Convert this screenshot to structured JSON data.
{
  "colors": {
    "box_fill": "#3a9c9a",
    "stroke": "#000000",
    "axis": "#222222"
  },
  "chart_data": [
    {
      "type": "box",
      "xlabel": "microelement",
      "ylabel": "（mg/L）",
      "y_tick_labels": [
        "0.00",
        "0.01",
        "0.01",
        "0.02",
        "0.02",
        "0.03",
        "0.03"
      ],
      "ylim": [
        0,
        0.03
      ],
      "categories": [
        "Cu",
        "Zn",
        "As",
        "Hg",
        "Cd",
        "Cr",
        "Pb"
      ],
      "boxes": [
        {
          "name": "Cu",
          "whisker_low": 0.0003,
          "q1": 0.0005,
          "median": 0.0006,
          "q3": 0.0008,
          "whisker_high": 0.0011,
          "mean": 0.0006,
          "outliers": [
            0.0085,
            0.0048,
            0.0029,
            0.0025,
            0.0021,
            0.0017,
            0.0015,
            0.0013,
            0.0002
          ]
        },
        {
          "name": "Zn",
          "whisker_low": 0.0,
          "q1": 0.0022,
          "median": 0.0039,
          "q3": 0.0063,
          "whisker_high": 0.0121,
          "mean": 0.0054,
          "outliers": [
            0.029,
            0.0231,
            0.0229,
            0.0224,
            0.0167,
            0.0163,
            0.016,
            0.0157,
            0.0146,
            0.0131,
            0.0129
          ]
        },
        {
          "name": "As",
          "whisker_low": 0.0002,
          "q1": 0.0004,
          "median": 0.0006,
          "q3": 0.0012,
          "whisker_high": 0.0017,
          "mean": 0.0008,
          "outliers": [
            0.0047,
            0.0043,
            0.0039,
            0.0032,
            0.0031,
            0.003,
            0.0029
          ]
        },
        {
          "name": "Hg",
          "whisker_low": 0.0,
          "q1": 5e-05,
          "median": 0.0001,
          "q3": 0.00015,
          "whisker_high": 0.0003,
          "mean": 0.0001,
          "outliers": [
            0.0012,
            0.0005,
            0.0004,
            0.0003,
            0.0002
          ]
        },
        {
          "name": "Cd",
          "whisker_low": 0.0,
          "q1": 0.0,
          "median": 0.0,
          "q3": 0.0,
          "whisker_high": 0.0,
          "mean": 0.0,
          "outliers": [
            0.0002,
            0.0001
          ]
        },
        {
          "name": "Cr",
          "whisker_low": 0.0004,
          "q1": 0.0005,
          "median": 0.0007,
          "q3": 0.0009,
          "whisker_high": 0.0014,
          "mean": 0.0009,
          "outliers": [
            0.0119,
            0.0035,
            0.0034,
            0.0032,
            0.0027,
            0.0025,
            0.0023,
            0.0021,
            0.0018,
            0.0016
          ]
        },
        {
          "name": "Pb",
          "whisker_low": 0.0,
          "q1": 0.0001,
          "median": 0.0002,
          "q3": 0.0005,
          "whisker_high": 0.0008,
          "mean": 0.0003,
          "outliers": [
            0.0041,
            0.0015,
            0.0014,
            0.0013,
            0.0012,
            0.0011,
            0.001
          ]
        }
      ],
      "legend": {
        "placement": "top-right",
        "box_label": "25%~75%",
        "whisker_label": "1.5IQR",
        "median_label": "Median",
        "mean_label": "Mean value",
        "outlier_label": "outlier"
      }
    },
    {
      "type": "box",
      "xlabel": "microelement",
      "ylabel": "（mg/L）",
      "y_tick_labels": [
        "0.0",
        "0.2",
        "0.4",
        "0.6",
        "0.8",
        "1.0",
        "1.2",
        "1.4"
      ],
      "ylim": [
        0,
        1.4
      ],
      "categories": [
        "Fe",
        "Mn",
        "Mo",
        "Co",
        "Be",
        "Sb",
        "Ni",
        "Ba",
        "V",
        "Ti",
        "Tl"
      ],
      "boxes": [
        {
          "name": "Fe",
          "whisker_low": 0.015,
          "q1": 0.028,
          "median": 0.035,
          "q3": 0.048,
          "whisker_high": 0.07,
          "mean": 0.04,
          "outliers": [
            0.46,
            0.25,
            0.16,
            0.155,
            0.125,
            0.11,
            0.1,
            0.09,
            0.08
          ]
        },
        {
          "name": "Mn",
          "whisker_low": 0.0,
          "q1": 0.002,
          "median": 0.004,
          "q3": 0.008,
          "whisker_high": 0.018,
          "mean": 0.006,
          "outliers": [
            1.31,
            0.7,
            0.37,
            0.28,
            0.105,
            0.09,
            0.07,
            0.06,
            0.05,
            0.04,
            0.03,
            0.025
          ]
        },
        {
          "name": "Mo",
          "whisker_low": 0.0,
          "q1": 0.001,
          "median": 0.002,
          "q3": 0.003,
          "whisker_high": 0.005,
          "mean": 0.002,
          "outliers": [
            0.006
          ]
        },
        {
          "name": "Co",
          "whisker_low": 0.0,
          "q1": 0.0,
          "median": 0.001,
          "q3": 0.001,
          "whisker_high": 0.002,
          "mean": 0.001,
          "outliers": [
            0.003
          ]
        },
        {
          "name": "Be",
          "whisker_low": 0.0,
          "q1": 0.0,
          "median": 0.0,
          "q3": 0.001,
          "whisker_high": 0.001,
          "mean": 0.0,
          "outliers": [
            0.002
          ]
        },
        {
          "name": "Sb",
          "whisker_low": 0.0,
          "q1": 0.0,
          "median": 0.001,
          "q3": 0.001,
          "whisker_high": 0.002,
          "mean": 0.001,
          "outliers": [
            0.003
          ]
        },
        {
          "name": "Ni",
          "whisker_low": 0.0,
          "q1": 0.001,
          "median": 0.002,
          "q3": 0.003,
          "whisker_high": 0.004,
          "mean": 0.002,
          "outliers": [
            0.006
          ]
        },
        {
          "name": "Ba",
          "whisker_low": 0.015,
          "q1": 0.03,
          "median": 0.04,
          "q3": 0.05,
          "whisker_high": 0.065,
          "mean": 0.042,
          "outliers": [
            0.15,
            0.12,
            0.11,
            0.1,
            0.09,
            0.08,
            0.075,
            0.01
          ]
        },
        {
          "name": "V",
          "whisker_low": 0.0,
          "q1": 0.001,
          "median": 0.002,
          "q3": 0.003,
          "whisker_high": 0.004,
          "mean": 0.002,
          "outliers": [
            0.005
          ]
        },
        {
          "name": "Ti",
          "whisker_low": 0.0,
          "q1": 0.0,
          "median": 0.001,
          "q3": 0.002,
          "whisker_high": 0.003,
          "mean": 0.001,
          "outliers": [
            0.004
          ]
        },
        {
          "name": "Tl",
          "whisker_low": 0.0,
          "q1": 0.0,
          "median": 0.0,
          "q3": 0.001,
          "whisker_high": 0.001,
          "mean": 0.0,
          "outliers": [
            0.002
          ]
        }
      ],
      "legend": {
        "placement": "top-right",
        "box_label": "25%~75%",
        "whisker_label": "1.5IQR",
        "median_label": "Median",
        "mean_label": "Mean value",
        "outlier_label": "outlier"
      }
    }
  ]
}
☆ ☆ ☆ ☆ ☆ ☆ ☆
WHAT IS ASKED:
Please output every record, keeping each line exact.

ANSWER TO THIS TASK:
Convert this screenshot to structured JSON data.
{
  "colors": {
    "box_fill": "#3a9c9a",
    "stroke": "#000000",
    "axis": "#222222"
  },
  "chart_data": [
    {
      "type": "box",
      "xlabel": "microelement",
      "ylabel": "（mg/L）",
      "y_tick_labels": [
        "0.00",
        "0.01",
        "0.01",
        "0.02",
        "0.02",
        "0.03",
        "0.03"
      ],
      "ylim": [
        0,
        0.03
      ],
      "categories": [
        "Cu",
        "Zn",
        "As",
        "Hg",
        "Cd",
        "Cr",
        "Pb"
      ],
      "boxes": [
        {
          "name": "Cu",
          "whisker_low": 0.0003,
          "q1": 0.0005,
          "median": 0.0006,
          "q3": 0.0008,
          "whisker_high": 0.0011,
          "mean": 0.0006,
          "outliers": [
            0.0085,
            0.0048,
            0.0029,
            0.0025,
            0.0021,
            0.0017,
            0.0015,
            0.0013,
            0.0002
          ]
        },
        {
          "name": "Zn",
          "whisker_low": 0.0,
          "q1": 0.0022,
          "median": 0.0039,
          "q3": 0.0063,
          "whisker_high": 0.0121,
          "mean": 0.0054,
          "outliers": [
            0.029,
            0.0231,
            0.0229,
            0.0224,
            0.0167,
            0.0163,
            0.016,
            0.0157,
            0.0146,
            0.0131,
            0.0129
          ]
        },
        {
          "name": "As",
          "whisker_low": 0.0002,
          "q1": 0.0004,
          "median": 0.0006,
          "q3": 0.0012,
          "whisker_high": 0.0017,
          "mean": 0.0008,
          "outliers": [
            0.0047,
            0.0043,
            0.0039,
            0.0032,
            0.0031,
            0.003,
            0.0029
          ]
        },
        {
          "name": "Hg",
          "whisker_low": 0.0,
          "q1": 5e-05,
          "median": 0.0001,
          "q3": 0.00015,
          "whisker_high": 0.0003,
          "mean": 0.0001,
          "outliers": [
            0.0012,
            0.0005,
            0.0004,
            0.0003,
            0.0002
          ]
        },
        {
          "name": "Cd",
          "whisker_low": 0.0,
          "q1": 0.0,
          "median": 0.0,
          "q3": 0.0,
          "whisker_high": 0.0,
          "mean": 0.0,
          "outliers": [
            0.0002,
            0.0001
          ]
        },
        {
          "name": "Cr",
          "whisker_low": 0.0004,
          "q1": 0.0005,
          "median": 0.0007,
          "q3": 0.0009,
          "whisker_high": 0.0014,
          "mean": 0.0009,
          "outliers": [
            0.0119,
            0.0035,
            0.0034,
            0.0032,
            0.0027,
            0.0025,
            0.0023,
            0.0021,
            0.0018,
            0.0016
          ]
        },
        {
          "name": "Pb",
          "whisker_low": 0.0,
          "q1": 0.0001,
          "median": 0.0002,
          "q3": 0.0005,
          "whisker_high": 0.0008,
          "mean": 0.0003,
          "outliers": [
            0.0041,
            0.0015,
            0.0014,
            0.0013,
            0.0012,
            0.0011,
            0.001
          ]
        }
      ],
      "legend": {
        "placement": "top-right",
        "box_label": "25%~75%",
        "whisker_label": "1.5IQR",
        "median_label": "Median",
        "mean_label": "Mean value",
        "outlier_label": "outlier"
      }
    },
    {
      "type": "box",
      "xlabel": "microelement",
      "ylabel": "（mg/L）",
      "y_tick_labels": [
        "0.0",
        "0.2",
        "0.4",
        "0.6",
        "0.8",
        "1.0",
        "1.2",
        "1.4"
      ],
      "ylim": [
        0,
        1.4
      ],
      "categories": [
        "Fe",
        "Mn",
        "Mo",
        "Co",
        "Be",
        "Sb",
        "Ni",
        "Ba",
        "V",
        "Ti",
        "Tl"
      ],
      "boxes": [
        {
          "name": "Fe",
          "whisker_low": 0.015,
          "q1": 0.028,
          "median": 0.035,
          "q3": 0.048,
          "whisker_high": 0.07,
          "mean": 0.04,
          "outliers": [
            0.46,
            0.25,
            0.16,
            0.155,
            0.125,
            0.11,
            0.1,
            0.09,
            0.08
          ]
        },
        {
          "name": "Mn",
          "whisker_low": 0.0,
          "q1": 0.002,
          "median": 0.004,
          "q3": 0.008,
          "whisker_high": 0.018,
          "mean": 0.006,
          "outliers": [
            1.31,
            0.7,
            0.37,
            0.28,
            0.105,
            0.09,
            0.07,
            0.06,
            0.05,
            0.04,
            0.03,
            0.025
          ]
        },
        {
          "name": "Mo",
          "whisker_low": 0.0,
          "q1": 0.001,
          "median": 0.002,
          "q3": 0.003,
          "whisker_high": 0.005,
          "mean": 0.002,
          "outliers": [
            0.006
          ]
        },
        {
          "name": "Co",
          "whisker_low": 0.0,
          "q1": 0.0,
          "median": 0.001,
          "q3": 0.001,
          "whisker_high": 0.002,
          "mean": 0.001,
          "outliers": [
            0.003
          ]
        },
        {
          "name": "Be",
          "whisker_low": 0.0,
          "q1": 0.0,
          "median": 0.0,
          "q3": 0.001,
          "whisker_high": 0.001,
          "mean": 0.0,
          "outliers": [
            0.002
          ]
        },
        {
          "name": "Sb",
          "whisker_low": 0.0,
          "q1": 0.0,
          "median": 0.001,
          "q3": 0.001,
          "whisker_high": 0.002,
          "mean": 0.001,
          "outliers": [
            0.003
          ]
        },
        {
          "name": "Ni",
          "whisker_low": 0.0,
          "q1": 0.001,
          "median": 0.002,
          "q3": 0.003,
          "whisker_high": 0.004,
          "mean": 0.002,
          "outliers": [
            0.006
          ]
        },
        {
          "name": "Ba",
          "whisker_low": 0.015,
          "q1": 0.03,
          "median": 0.04,
          "q3": 0.05,
          "whisker_high": 0.065,
          "mean": 0.042,
          "outliers": [
            0.15,
            0.12,
            0.11,
            0.1,
            0.09,
            0.08,
            0.075,
            0.01
          ]
        },
        {
          "name": "V",
          "whisker_low": 0.0,
          "q1": 0.001,
          "median": 0.002,
          "q3": 0.003,
          "whisker_high": 0.004,
          "mean": 0.002,
          "outliers": [
            0.005
          ]
        },
        {
          "name": "Ti",
          "whisker_low": 0.0,
          "q1": 0.0,
          "median": 0.001,
          "q3": 0.002,
          "whisker_high": 0.003,
          "mean": 0.001,
          "outliers": [
            0.004
          ]
        },
        {
          "name": "Tl",
          "whisker_low": 0.0,
          "q1": 0.0,
          "median": 0.0,
          "q3": 0.001,
          "whisker_high": 0.001,
          "mean": 0.0,
          "outliers": [
            0.002
          ]
        }
      ],
      "legend": {
        "placement": "top-right",
        "box_label": "25%~75%",
        "whisker_label": "1.5IQR",
        "median_label": "Median",
        "mean_label": "Mean value",
        "outlier_label": "outlier"
      }
    }
  ]
}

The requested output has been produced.